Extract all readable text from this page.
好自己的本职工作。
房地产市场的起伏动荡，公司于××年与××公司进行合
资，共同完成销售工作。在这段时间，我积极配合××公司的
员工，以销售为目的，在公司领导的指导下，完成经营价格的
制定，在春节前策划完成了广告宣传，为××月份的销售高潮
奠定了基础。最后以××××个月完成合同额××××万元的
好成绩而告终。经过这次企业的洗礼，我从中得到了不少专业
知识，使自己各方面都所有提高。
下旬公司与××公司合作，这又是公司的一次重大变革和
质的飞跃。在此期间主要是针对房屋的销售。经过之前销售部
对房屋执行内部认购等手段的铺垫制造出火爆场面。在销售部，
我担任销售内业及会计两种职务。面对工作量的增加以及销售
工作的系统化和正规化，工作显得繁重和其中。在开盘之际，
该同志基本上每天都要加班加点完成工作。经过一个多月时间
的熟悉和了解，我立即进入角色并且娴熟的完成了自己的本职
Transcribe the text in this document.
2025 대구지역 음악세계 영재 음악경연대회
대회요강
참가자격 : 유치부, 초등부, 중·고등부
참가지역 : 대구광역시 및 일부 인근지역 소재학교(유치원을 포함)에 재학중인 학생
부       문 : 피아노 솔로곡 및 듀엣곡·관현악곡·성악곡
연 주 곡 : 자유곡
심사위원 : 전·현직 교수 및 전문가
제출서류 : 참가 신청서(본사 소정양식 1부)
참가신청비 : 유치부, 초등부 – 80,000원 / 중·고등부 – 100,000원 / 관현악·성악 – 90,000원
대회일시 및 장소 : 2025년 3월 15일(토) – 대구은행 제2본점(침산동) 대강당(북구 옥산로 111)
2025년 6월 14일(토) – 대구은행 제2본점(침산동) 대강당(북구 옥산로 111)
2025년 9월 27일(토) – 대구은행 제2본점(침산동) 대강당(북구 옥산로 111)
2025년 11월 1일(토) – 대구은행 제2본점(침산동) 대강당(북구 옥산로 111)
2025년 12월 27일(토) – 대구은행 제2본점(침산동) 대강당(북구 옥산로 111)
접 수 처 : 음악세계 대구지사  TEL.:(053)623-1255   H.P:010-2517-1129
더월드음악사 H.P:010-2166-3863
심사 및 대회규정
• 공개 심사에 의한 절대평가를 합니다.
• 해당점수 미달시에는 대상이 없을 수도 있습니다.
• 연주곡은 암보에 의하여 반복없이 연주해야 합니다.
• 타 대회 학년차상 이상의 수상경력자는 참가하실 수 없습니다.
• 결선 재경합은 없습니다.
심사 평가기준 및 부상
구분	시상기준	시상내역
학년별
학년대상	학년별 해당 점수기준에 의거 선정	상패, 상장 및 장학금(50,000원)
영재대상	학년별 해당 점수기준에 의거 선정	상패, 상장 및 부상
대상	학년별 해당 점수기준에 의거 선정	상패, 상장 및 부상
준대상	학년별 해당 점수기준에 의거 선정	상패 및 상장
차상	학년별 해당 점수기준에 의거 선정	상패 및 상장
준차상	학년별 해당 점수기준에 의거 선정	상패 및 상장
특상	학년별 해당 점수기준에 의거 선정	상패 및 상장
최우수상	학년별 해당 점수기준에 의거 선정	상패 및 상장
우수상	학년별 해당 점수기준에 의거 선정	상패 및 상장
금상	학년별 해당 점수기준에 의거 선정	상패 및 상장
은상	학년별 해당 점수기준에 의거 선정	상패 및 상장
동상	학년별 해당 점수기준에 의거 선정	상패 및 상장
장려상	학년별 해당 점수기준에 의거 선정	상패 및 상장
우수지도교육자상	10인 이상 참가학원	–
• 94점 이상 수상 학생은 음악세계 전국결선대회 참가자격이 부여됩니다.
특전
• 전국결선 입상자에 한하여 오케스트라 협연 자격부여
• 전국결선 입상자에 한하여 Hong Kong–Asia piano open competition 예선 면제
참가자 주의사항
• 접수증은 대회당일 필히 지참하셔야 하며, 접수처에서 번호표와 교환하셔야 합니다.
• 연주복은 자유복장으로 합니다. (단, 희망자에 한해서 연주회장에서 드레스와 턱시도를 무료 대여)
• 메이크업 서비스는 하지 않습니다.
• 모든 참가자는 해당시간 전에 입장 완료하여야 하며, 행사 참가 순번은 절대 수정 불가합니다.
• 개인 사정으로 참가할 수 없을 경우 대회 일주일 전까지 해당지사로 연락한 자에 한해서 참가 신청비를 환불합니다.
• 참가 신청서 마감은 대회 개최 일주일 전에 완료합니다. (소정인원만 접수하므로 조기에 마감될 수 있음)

### Work to do
Every entry must be quoted exactly as it appears above.

### The result
Extract all readable text from this page.
好自己的本职工作。
房地产市场的起伏动荡，公司于××年与××公司进行合
资，共同完成销售工作。在这段时间，我积极配合××公司的
员工，以销售为目的，在公司领导的指导下，完成经营价格的
制定，在春节前策划完成了广告宣传，为××月份的销售高潮
奠定了基础。最后以××××个月完成合同额××××万元的
好成绩而告终。经过这次企业的洗礼，我从中得到了不少专业
知识，使自己各方面都所有提高。
下旬公司与××公司合作，这又是公司的一次重大变革和
质的飞跃。在此期间主要是针对房屋的销售。经过之前销售部
对房屋执行内部认购等手段的铺垫制造出火爆场面。在销售部，
我担任销售内业及会计两种职务。面对工作量的增加以及销售
工作的系统化和正规化，工作显得繁重和其中。在开盘之际，
该同志基本上每天都要加班加点完成工作。经过一个多月时间
的熟悉和了解，我立即进入角色并且娴熟的完成了自己的本职
Transcribe the text in this document.
2025 대구지역 음악세계 영재 음악경연대회
대회요강
참가자격 : 유치부, 초등부, 중·고등부
참가지역 : 대구광역시 및 일부 인근지역 소재학교(유치원을 포함)에 재학중인 학생
부       문 : 피아노 솔로곡 및 듀엣곡·관현악곡·성악곡
연 주 곡 : 자유곡
심사위원 : 전·현직 교수 및 전문가
제출서류 : 참가 신청서(본사 소정양식 1부)
참가신청비 : 유치부, 초등부 – 80,000원 / 중·고등부 – 100,000원 / 관현악·성악 – 90,000원
대회일시 및 장소 : 2025년 3월 15일(토) – 대구은행 제2본점(침산동) 대강당(북구 옥산로 111)
2025년 6월 14일(토) – 대구은행 제2본점(침산동) 대강당(북구 옥산로 111)
2025년 9월 27일(토) – 대구은행 제2본점(침산동) 대강당(북구 옥산로 111)
2025년 11월 1일(토) – 대구은행 제2본점(침산동) 대강당(북구 옥산로 111)
2025년 12월 27일(토) – 대구은행 제2본점(침산동) 대강당(북구 옥산로 111)
접 수 처 : 음악세계 대구지사  TEL.:(053)623-1255   H.P:010-2517-1129
더월드음악사 H.P:010-2166-3863
심사 및 대회규정
• 공개 심사에 의한 절대평가를 합니다.
• 해당점수 미달시에는 대상이 없을 수도 있습니다.
• 연주곡은 암보에 의하여 반복없이 연주해야 합니다.
• 타 대회 학년차상 이상의 수상경력자는 참가하실 수 없습니다.
• 결선 재경합은 없습니다.
심사 평가기준 및 부상
구분	시상기준	시상내역
학년별
학년대상	학년별 해당 점수기준에 의거 선정	상패, 상장 및 장학금(50,000원)
영재대상	학년별 해당 점수기준에 의거 선정	상패, 상장 및 부상
대상	학년별 해당 점수기준에 의거 선정	상패, 상장 및 부상
준대상	학년별 해당 점수기준에 의거 선정	상패 및 상장
차상	학년별 해당 점수기준에 의거 선정	상패 및 상장
준차상	학년별 해당 점수기준에 의거 선정	상패 및 상장
특상	학년별 해당 점수기준에 의거 선정	상패 및 상장
최우수상	학년별 해당 점수기준에 의거 선정	상패 및 상장
우수상	학년별 해당 점수기준에 의거 선정	상패 및 상장
금상	학년별 해당 점수기준에 의거 선정	상패 및 상장
은상	학년별 해당 점수기준에 의거 선정	상패 및 상장
동상	학년별 해당 점수기준에 의거 선정	상패 및 상장
장려상	학년별 해당 점수기준에 의거 선정	상패 및 상장
우수지도교육자상	10인 이상 참가학원	–
• 94점 이상 수상 학생은 음악세계 전국결선대회 참가자격이 부여됩니다.
특전
• 전국결선 입상자에 한하여 오케스트라 협연 자격부여
• 전국결선 입상자에 한하여 Hong Kong–Asia piano open competition 예선 면제
참가자 주의사항
• 접수증은 대회당일 필히 지참하셔야 하며, 접수처에서 번호표와 교환하셔야 합니다.
• 연주복은 자유복장으로 합니다. (단, 희망자에 한해서 연주회장에서 드레스와 턱시도를 무료 대여)
• 메이크업 서비스는 하지 않습니다.
• 모든 참가자는 해당시간 전에 입장 완료하여야 하며, 행사 참가 순번은 절대 수정 불가합니다.
• 개인 사정으로 참가할 수 없을 경우 대회 일주일 전까지 해당지사로 연락한 자에 한해서 참가 신청비를 환불합니다.
• 참가 신청서 마감은 대회 개최 일주일 전에 완료합니다. (소정인원만 접수하므로 조기에 마감될 수 있음)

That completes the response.